─── EXERCISE INPUTS
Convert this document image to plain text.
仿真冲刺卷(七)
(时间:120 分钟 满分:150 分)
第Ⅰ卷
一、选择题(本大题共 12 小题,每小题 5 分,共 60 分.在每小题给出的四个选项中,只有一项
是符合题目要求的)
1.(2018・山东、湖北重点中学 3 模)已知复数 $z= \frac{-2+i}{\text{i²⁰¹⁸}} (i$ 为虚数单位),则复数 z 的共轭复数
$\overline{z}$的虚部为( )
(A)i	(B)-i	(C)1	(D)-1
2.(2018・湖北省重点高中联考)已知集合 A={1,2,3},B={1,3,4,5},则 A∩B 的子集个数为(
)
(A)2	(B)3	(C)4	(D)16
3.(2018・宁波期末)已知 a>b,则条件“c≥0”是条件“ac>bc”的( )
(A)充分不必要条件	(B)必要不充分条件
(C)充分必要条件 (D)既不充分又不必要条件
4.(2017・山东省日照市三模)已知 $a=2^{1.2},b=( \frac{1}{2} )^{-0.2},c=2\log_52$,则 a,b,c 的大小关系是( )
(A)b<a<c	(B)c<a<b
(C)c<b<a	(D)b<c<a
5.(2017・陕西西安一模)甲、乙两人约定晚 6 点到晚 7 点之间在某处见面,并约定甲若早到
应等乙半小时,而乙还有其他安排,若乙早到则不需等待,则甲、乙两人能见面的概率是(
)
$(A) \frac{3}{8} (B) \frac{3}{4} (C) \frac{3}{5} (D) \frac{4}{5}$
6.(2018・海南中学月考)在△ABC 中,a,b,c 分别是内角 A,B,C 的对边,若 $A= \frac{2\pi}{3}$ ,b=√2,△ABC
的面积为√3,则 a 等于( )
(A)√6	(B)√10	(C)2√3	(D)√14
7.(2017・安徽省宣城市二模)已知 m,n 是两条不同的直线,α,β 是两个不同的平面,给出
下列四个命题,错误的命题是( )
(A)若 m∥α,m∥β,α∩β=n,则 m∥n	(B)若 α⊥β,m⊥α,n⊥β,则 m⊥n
──────
• WHAT IS NEEDED: Exact output of every entry is required.

• RESULT FOR THIS EXERCISE:
Convert this document image to plain text.
仿真冲刺卷(七)
(时间:120 分钟 满分:150 分)
第Ⅰ卷
一、选择题(本大题共 12 小题,每小题 5 分,共 60 分.在每小题给出的四个选项中,只有一项
是符合题目要求的)
1.(2018・山东、湖北重点中学 3 模)已知复数 $z= \frac{-2+i}{\text{i²⁰¹⁸}} (i$ 为虚数单位),则复数 z 的共轭复数
$\overline{z}$的虚部为( )
(A)i	(B)-i	(C)1	(D)-1
2.(2018・湖北省重点高中联考)已知集合 A={1,2,3},B={1,3,4,5},则 A∩B 的子集个数为(
)
(A)2	(B)3	(C)4	(D)16
3.(2018・宁波期末)已知 a>b,则条件“c≥0”是条件“ac>bc”的( )
(A)充分不必要条件	(B)必要不充分条件
(C)充分必要条件 (D)既不充分又不必要条件
4.(2017・山东省日照市三模)已知 $a=2^{1.2},b=( \frac{1}{2} )^{-0.2},c=2\log_52$,则 a,b,c 的大小关系是( )
(A)b<a<c	(B)c<a<b
(C)c<b<a	(D)b<c<a
5.(2017・陕西西安一模)甲、乙两人约定晚 6 点到晚 7 点之间在某处见面,并约定甲若早到
应等乙半小时,而乙还有其他安排,若乙早到则不需等待,则甲、乙两人能见面的概率是(
)
$(A) \frac{3}{8} (B) \frac{3}{4} (C) \frac{3}{5} (D) \frac{4}{5}$
6.(2018・海南中学月考)在△ABC 中,a,b,c 分别是内角 A,B,C 的对边,若 $A= \frac{2\pi}{3}$ ,b=√2,△ABC
的面积为√3,则 a 等于( )
(A)√6	(B)√10	(C)2√3	(D)√14
7.(2017・安徽省宣城市二模)已知 m,n 是两条不同的直线,α,β 是两个不同的平面,给出
下列四个命题,错误的命题是( )
(A)若 m∥α,m∥β,α∩β=n,则 m∥n	(B)若 α⊥β,m⊥α,n⊥β,则 m⊥n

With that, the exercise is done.